[BEGIN PROVIDED MATERIAL]
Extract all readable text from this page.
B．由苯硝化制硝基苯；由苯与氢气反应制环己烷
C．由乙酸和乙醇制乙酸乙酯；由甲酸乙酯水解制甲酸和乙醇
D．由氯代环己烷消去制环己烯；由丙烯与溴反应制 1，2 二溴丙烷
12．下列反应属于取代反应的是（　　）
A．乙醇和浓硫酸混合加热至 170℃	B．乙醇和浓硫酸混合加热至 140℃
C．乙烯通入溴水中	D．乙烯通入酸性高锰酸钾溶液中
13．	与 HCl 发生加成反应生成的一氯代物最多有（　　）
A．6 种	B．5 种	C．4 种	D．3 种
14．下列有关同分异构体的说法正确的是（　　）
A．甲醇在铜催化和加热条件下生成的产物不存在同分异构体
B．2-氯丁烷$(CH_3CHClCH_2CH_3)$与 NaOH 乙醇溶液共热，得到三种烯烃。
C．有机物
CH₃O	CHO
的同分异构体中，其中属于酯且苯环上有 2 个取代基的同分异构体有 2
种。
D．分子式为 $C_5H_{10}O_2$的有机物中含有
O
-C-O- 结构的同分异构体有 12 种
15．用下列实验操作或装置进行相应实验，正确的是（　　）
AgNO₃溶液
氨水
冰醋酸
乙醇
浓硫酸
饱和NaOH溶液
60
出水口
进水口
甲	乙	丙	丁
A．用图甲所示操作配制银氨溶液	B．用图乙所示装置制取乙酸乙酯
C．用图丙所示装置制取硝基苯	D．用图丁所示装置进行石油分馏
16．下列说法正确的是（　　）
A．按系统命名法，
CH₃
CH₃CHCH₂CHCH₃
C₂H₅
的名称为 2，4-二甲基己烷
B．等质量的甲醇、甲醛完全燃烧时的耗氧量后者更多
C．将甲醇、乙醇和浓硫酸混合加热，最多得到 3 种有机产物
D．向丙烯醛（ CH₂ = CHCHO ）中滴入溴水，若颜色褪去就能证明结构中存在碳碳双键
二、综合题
[END PROVIDED MATERIAL]
### SET TASK
Emit the records above again, exactly, with no line skipped.

### RIGHT ANSWER
Extract all readable text from this page.
B．由苯硝化制硝基苯；由苯与氢气反应制环己烷
C．由乙酸和乙醇制乙酸乙酯；由甲酸乙酯水解制甲酸和乙醇
D．由氯代环己烷消去制环己烯；由丙烯与溴反应制 1，2 二溴丙烷
12．下列反应属于取代反应的是（　　）
A．乙醇和浓硫酸混合加热至 170℃	B．乙醇和浓硫酸混合加热至 140℃
C．乙烯通入溴水中	D．乙烯通入酸性高锰酸钾溶液中
13．	与 HCl 发生加成反应生成的一氯代物最多有（　　）
A．6 种	B．5 种	C．4 种	D．3 种
14．下列有关同分异构体的说法正确的是（　　）
A．甲醇在铜催化和加热条件下生成的产物不存在同分异构体
B．2-氯丁烷$(CH_3CHClCH_2CH_3)$与 NaOH 乙醇溶液共热，得到三种烯烃。
C．有机物
CH₃O	CHO
的同分异构体中，其中属于酯且苯环上有 2 个取代基的同分异构体有 2
种。
D．分子式为 $C_5H_{10}O_2$的有机物中含有
O
-C-O- 结构的同分异构体有 12 种
15．用下列实验操作或装置进行相应实验，正确的是（　　）
AgNO₃溶液
氨水
冰醋酸
乙醇
浓硫酸
饱和NaOH溶液
60
出水口
进水口
甲	乙	丙	丁
A．用图甲所示操作配制银氨溶液	B．用图乙所示装置制取乙酸乙酯
C．用图丙所示装置制取硝基苯	D．用图丁所示装置进行石油分馏
16．下列说法正确的是（　　）
A．按系统命名法，
CH₃
CH₃CHCH₂CHCH₃
C₂H₅
的名称为 2，4-二甲基己烷
B．等质量的甲醇、甲醛完全燃烧时的耗氧量后者更多
C．将甲醇、乙醇和浓硫酸混合加热，最多得到 3 种有机产物
D．向丙烯醛（ CH₂ = CHCHO ）中滴入溴水，若颜色褪去就能证明结构中存在碳碳双键
二、综合题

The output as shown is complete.